**課題:**
以下の項目をすべて、一字一句変えずに書き写してください。

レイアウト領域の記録
§

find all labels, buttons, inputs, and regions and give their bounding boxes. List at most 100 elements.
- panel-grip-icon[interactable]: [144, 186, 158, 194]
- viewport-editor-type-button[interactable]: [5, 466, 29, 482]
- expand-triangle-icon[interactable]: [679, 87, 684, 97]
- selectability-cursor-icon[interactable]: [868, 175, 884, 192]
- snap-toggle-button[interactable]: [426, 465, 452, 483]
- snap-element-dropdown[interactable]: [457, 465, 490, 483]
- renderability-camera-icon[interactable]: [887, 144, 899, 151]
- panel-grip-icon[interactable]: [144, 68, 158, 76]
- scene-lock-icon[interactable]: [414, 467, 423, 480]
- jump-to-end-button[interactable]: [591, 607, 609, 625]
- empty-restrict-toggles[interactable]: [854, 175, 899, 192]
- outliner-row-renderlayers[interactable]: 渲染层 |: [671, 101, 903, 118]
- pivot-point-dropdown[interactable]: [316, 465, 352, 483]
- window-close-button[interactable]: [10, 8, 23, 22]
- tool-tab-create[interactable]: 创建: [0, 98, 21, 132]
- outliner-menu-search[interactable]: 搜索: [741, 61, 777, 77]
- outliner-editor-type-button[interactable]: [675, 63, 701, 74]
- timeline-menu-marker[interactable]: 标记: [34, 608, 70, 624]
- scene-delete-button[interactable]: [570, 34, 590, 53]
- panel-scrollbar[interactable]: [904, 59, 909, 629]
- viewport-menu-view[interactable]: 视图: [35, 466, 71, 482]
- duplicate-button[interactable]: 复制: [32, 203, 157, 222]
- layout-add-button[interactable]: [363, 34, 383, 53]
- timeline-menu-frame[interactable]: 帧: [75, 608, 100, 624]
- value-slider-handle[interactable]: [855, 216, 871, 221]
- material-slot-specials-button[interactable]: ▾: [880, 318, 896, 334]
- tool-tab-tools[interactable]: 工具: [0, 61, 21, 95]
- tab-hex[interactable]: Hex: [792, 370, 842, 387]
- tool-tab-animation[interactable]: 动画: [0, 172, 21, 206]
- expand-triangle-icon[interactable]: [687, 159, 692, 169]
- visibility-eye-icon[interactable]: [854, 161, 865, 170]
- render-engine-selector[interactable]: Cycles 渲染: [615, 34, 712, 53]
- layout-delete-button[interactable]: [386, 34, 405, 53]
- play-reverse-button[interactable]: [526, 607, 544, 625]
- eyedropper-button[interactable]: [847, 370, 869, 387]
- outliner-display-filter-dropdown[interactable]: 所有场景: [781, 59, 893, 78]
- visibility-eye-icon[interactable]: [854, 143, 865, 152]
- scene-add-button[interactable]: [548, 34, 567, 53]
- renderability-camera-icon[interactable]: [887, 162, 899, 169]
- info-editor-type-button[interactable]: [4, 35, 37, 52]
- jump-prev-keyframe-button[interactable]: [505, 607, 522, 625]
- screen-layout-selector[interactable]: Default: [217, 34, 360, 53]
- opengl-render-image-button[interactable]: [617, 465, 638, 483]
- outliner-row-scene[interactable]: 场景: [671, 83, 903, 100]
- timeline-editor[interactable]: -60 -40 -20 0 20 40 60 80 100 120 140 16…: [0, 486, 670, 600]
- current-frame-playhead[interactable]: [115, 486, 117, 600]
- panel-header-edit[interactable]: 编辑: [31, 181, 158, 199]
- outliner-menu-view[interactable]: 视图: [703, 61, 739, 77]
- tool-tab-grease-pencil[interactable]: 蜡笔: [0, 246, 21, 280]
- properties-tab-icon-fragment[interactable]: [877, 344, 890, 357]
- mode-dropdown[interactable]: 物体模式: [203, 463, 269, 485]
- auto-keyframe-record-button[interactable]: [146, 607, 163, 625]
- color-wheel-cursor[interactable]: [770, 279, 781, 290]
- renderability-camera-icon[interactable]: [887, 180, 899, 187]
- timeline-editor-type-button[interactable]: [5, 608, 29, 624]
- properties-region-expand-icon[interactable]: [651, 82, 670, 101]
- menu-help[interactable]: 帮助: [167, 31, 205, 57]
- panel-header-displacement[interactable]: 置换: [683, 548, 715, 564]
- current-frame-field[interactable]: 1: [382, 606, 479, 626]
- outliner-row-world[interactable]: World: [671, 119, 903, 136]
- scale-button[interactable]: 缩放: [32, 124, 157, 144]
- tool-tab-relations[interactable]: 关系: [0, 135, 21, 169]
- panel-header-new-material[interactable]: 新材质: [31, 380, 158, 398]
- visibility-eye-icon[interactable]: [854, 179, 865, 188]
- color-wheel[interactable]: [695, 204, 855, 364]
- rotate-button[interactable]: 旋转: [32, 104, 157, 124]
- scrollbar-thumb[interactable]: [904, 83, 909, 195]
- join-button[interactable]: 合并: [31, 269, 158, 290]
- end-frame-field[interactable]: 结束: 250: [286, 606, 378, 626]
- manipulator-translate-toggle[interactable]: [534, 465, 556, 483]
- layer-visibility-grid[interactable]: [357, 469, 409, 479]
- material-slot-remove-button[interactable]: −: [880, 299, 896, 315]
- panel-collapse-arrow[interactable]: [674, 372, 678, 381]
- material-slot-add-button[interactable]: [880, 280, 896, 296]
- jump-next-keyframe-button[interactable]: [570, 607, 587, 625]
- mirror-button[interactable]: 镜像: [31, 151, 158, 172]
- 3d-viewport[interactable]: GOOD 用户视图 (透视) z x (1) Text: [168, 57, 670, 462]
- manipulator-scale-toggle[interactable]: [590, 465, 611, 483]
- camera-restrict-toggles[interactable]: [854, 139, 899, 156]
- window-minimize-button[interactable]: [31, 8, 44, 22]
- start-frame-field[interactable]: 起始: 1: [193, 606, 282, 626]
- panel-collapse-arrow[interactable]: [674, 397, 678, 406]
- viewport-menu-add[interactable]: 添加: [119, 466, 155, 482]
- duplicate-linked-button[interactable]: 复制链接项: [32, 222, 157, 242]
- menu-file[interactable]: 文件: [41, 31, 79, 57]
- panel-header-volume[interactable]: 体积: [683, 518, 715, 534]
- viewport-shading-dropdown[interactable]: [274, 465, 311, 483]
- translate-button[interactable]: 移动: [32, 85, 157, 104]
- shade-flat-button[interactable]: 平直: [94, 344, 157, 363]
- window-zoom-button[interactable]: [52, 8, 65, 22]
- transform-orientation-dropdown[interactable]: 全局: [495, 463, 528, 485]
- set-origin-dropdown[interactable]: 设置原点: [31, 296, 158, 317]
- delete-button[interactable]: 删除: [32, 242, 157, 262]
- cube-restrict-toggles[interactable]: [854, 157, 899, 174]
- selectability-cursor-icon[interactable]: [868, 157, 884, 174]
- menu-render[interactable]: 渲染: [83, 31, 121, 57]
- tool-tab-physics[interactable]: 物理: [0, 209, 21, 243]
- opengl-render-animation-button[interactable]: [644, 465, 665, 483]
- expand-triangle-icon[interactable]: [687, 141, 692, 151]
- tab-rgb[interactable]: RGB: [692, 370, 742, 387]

§

**回答:**
find all labels, buttons, inputs, and regions and give their bounding boxes. List at most 100 elements.
- panel-grip-icon[interactable]: [144, 186, 158, 194]
- viewport-editor-type-button[interactable]: [5, 466, 29, 482]
- expand-triangle-icon[interactable]: [679, 87, 684, 97]
- selectability-cursor-icon[interactable]: [868, 175, 884, 192]
- snap-toggle-button[interactable]: [426, 465, 452, 483]
- snap-element-dropdown[interactable]: [457, 465, 490, 483]
- renderability-camera-icon[interactable]: [887, 144, 899, 151]
- panel-grip-icon[interactable]: [144, 68, 158, 76]
- scene-lock-icon[interactable]: [414, 467, 423, 480]
- jump-to-end-button[interactable]: [591, 607, 609, 625]
- empty-restrict-toggles[interactable]: [854, 175, 899, 192]
- outliner-row-renderlayers[interactable]: 渲染层 |: [671, 101, 903, 118]
- pivot-point-dropdown[interactable]: [316, 465, 352, 483]
- window-close-button[interactable]: [10, 8, 23, 22]
- tool-tab-create[interactable]: 创建: [0, 98, 21, 132]
- outliner-menu-search[interactable]: 搜索: [741, 61, 777, 77]
- outliner-editor-type-button[interactable]: [675, 63, 701, 74]
- timeline-menu-marker[interactable]: 标记: [34, 608, 70, 624]
- scene-delete-button[interactable]: [570, 34, 590, 53]
- panel-scrollbar[interactable]: [904, 59, 909, 629]
- viewport-menu-view[interactable]: 视图: [35, 466, 71, 482]
- duplicate-button[interactable]: 复制: [32, 203, 157, 222]
- layout-add-button[interactable]: [363, 34, 383, 53]
- timeline-menu-frame[interactable]: 帧: [75, 608, 100, 624]
- value-slider-handle[interactable]: [855, 216, 871, 221]
- material-slot-specials-button[interactable]: ▾: [880, 318, 896, 334]
- tool-tab-tools[interactable]: 工具: [0, 61, 21, 95]
- tab-hex[interactable]: Hex: [792, 370, 842, 387]
- tool-tab-animation[interactable]: 动画: [0, 172, 21, 206]
- expand-triangle-icon[interactable]: [687, 159, 692, 169]
- visibility-eye-icon[interactable]: [854, 161, 865, 170]
- render-engine-selector[interactable]: Cycles 渲染: [615, 34, 712, 53]
- layout-delete-button[interactable]: [386, 34, 405, 53]
- play-reverse-button[interactable]: [526, 607, 544, 625]
- eyedropper-button[interactable]: [847, 370, 869, 387]
- outliner-display-filter-dropdown[interactable]: 所有场景: [781, 59, 893, 78]
- visibility-eye-icon[interactable]: [854, 143, 865, 152]
- scene-add-button[interactable]: [548, 34, 567, 53]
- renderability-camera-icon[interactable]: [887, 162, 899, 169]
- info-editor-type-button[interactable]: [4, 35, 37, 52]
- jump-prev-keyframe-button[interactable]: [505, 607, 522, 625]
- screen-layout-selector[interactable]: Default: [217, 34, 360, 53]
- opengl-render-image-button[interactable]: [617, 465, 638, 483]
- outliner-row-scene[interactable]: 场景: [671, 83, 903, 100]
- timeline-editor[interactable]: -60 -40 -20 0 20 40 60 80 100 120 140 16…: [0, 486, 670, 600]
- current-frame-playhead[interactable]: [115, 486, 117, 600]
- panel-header-edit[interactable]: 编辑: [31, 181, 158, 199]
- outliner-menu-view[interactable]: 视图: [703, 61, 739, 77]
- tool-tab-grease-pencil[interactable]: 蜡笔: [0, 246, 21, 280]
- properties-tab-icon-fragment[interactable]: [877, 344, 890, 357]
- mode-dropdown[interactable]: 物体模式: [203, 463, 269, 485]
- auto-keyframe-record-button[interactable]: [146, 607, 163, 625]
- color-wheel-cursor[interactable]: [770, 279, 781, 290]
- renderability-camera-icon[interactable]: [887, 180, 899, 187]
- timeline-editor-type-button[interactable]: [5, 608, 29, 624]
- properties-region-expand-icon[interactable]: [651, 82, 670, 101]
- menu-help[interactable]: 帮助: [167, 31, 205, 57]
- panel-header-displacement[interactable]: 置换: [683, 548, 715, 564]
- current-frame-field[interactable]: 1: [382, 606, 479, 626]
- outliner-row-world[interactable]: World: [671, 119, 903, 136]
- scale-button[interactable]: 缩放: [32, 124, 157, 144]
- tool-tab-relations[interactable]: 关系: [0, 135, 21, 169]
- panel-header-new-material[interactable]: 新材质: [31, 380, 158, 398]
- visibility-eye-icon[interactable]: [854, 179, 865, 188]
- color-wheel[interactable]: [695, 204, 855, 364]
- rotate-button[interactable]: 旋转: [32, 104, 157, 124]
- scrollbar-thumb[interactable]: [904, 83, 909, 195]
- join-button[interactable]: 合并: [31, 269, 158, 290]
- end-frame-field[interactable]: 结束: 250: [286, 606, 378, 626]
- manipulator-translate-toggle[interactable]: [534, 465, 556, 483]
- layer-visibility-grid[interactable]: [357, 469, 409, 479]
- material-slot-remove-button[interactable]: −: [880, 299, 896, 315]
- panel-collapse-arrow[interactable]: [674, 372, 678, 381]
- material-slot-add-button[interactable]: [880, 280, 896, 296]
- jump-next-keyframe-button[interactable]: [570, 607, 587, 625]
- mirror-button[interactable]: 镜像: [31, 151, 158, 172]
- 3d-viewport[interactable]: GOOD 用户视图 (透视) z x (1) Text: [168, 57, 670, 462]
- manipulator-scale-toggle[interactable]: [590, 465, 611, 483]
- camera-restrict-toggles[interactable]: [854, 139, 899, 156]
- window-minimize-button[interactable]: [31, 8, 44, 22]
- start-frame-field[interactable]: 起始: 1: [193, 606, 282, 626]
- panel-collapse-arrow[interactable]: [674, 397, 678, 406]
- viewport-menu-add[interactable]: 添加: [119, 466, 155, 482]
- duplicate-linked-button[interactable]: 复制链接项: [32, 222, 157, 242]
- menu-file[interactable]: 文件: [41, 31, 79, 57]
- panel-header-volume[interactable]: 体积: [683, 518, 715, 534]
- viewport-shading-dropdown[interactable]: [274, 465, 311, 483]
- translate-button[interactable]: 移动: [32, 85, 157, 104]
- shade-flat-button[interactable]: 平直: [94, 344, 157, 363]
- window-zoom-button[interactable]: [52, 8, 65, 22]
- transform-orientation-dropdown[interactable]: 全局: [495, 463, 528, 485]
- set-origin-dropdown[interactable]: 设置原点: [31, 296, 158, 317]
- delete-button[interactable]: 删除: [32, 242, 157, 262]
- cube-restrict-toggles[interactable]: [854, 157, 899, 174]
- selectability-cursor-icon[interactable]: [868, 157, 884, 174]
- menu-render[interactable]: 渲染: [83, 31, 121, 57]
- tool-tab-physics[interactable]: 物理: [0, 209, 21, 243]
- opengl-render-animation-button[interactable]: [644, 465, 665, 483]
- expand-triangle-icon[interactable]: [687, 141, 692, 151]
- tab-rgb[interactable]: RGB: [692, 370, 742, 387]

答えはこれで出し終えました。